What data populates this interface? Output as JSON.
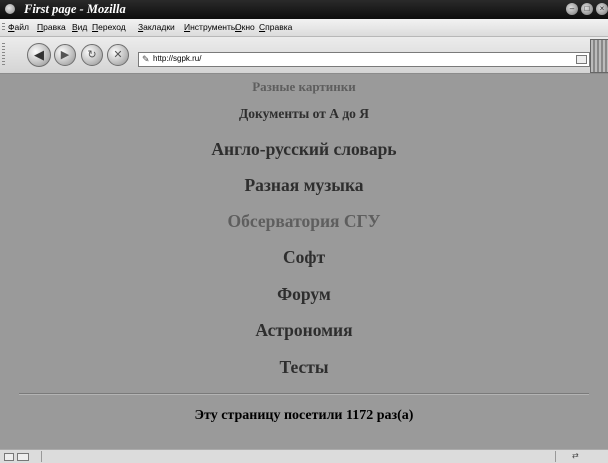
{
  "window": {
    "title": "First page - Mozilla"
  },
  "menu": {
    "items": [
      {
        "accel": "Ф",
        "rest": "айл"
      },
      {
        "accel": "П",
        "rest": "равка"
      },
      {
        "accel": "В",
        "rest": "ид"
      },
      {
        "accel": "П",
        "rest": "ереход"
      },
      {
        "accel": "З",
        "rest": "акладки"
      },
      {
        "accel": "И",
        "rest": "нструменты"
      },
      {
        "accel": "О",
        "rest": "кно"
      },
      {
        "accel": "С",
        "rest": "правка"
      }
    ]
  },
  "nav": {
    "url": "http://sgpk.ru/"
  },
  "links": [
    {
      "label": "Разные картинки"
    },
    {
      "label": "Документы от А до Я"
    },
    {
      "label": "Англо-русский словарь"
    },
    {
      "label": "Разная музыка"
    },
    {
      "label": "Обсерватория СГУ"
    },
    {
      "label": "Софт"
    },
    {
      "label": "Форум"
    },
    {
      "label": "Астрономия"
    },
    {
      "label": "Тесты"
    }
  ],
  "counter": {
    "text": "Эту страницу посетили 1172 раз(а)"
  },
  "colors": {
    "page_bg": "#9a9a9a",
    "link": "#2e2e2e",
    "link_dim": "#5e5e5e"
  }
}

══════════

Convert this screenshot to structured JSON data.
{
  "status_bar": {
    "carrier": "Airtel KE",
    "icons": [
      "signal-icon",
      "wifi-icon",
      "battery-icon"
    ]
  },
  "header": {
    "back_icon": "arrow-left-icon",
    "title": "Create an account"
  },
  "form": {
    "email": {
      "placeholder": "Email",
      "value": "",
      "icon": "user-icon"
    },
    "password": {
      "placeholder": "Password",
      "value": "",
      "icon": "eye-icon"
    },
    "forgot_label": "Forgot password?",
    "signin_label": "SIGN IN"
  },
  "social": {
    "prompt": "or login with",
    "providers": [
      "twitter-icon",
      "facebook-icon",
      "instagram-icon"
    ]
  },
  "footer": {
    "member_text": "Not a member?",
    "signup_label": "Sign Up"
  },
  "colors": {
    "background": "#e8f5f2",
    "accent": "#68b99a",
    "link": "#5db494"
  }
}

══════════

WRITTEN REQUEST
How many lines in the entries contain the string "data"? Answer with the number only.

ANSWER
2